**Given instruction:**
Find and copy each line of the records where the string "Modest" shows up.

**Collected data:**
━━━━━━━━━━━━━━━━━━━━━━━━━━━━━━
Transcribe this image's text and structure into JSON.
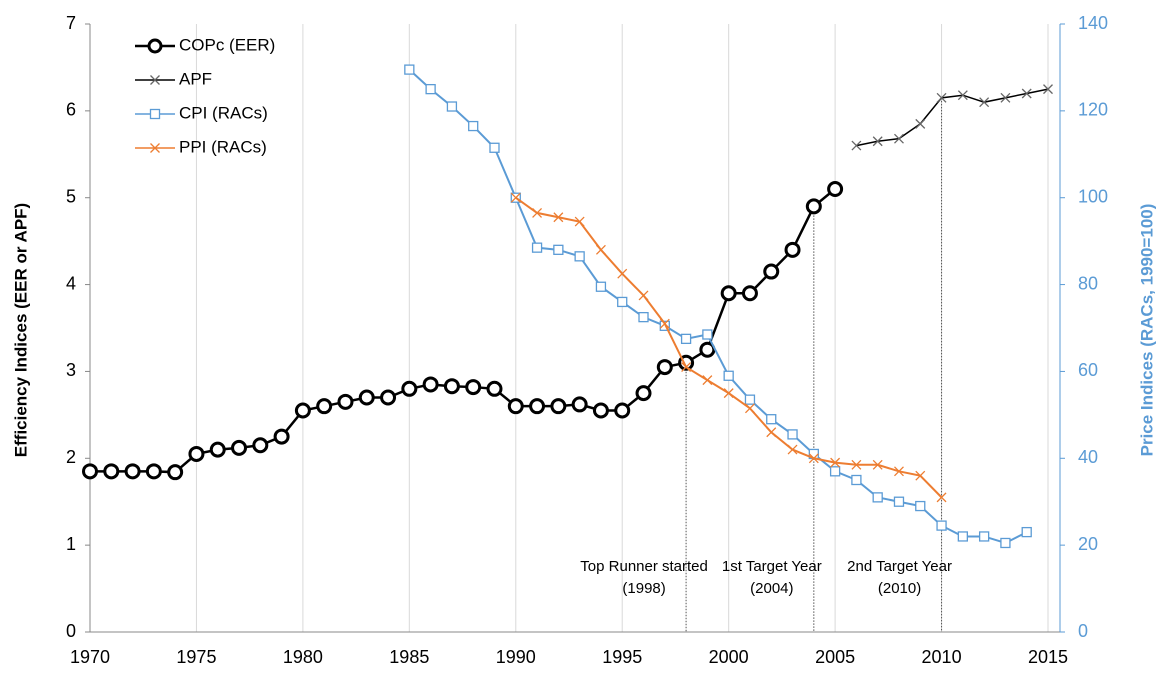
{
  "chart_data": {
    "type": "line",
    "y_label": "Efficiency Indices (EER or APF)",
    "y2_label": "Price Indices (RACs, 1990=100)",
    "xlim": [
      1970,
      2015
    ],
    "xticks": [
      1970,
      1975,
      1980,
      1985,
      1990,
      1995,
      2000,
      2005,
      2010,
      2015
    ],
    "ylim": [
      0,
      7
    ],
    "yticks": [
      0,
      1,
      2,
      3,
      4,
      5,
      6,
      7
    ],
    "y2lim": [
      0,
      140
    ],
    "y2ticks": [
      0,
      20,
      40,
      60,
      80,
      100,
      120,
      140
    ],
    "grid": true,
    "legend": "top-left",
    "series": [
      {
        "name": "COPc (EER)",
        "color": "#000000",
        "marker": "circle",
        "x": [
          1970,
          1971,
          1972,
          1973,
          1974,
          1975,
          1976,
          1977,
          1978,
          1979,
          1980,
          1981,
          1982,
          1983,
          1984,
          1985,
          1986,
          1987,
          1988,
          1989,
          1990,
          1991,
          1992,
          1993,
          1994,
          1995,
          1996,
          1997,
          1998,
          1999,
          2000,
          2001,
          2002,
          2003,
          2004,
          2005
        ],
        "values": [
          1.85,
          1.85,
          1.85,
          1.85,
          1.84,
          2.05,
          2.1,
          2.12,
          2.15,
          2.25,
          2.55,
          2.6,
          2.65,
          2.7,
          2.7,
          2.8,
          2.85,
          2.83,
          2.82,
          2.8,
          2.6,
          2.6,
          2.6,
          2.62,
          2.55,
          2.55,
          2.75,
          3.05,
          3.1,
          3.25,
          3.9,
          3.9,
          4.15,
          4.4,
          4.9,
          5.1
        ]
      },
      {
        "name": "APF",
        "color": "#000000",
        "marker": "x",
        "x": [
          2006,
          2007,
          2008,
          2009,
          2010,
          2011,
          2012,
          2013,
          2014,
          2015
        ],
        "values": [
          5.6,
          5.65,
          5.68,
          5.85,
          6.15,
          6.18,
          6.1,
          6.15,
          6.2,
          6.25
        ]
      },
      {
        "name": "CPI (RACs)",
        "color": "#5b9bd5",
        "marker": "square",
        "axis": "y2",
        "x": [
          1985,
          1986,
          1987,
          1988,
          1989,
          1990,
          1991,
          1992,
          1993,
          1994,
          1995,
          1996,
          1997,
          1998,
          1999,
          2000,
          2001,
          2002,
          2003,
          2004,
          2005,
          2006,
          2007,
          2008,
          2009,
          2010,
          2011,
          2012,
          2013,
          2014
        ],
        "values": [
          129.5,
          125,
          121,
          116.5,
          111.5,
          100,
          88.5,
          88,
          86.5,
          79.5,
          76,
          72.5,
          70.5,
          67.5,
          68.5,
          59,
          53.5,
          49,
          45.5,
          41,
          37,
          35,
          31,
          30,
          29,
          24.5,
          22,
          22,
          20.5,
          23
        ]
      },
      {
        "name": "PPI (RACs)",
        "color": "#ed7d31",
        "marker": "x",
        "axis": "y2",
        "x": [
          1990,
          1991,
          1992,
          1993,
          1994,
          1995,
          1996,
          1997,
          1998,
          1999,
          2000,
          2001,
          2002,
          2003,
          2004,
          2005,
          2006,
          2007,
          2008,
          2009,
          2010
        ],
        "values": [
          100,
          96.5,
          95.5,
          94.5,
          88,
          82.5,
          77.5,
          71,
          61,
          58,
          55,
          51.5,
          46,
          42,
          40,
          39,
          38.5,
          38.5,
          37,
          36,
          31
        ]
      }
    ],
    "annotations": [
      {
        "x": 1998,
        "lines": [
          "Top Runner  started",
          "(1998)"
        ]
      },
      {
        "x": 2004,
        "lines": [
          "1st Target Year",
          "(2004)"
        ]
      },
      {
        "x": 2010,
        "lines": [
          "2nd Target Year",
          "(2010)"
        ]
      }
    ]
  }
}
━━━━━━━━━━━━━━━━━━━━━━━━━━━━━━
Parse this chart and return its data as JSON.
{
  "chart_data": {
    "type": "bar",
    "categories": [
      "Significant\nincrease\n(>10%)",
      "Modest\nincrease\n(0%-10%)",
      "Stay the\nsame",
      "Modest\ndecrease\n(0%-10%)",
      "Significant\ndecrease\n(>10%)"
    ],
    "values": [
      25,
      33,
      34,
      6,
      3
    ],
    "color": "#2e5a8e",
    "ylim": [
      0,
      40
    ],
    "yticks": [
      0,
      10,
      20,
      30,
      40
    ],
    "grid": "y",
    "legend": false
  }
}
━━━━━━━━━━━━━━━━━━━━━━━━━━━━━━
**Result of this task:**
      "Modest\nincrease\n(0%-10%)",
      "Modest\ndecrease\n(0%-10%)",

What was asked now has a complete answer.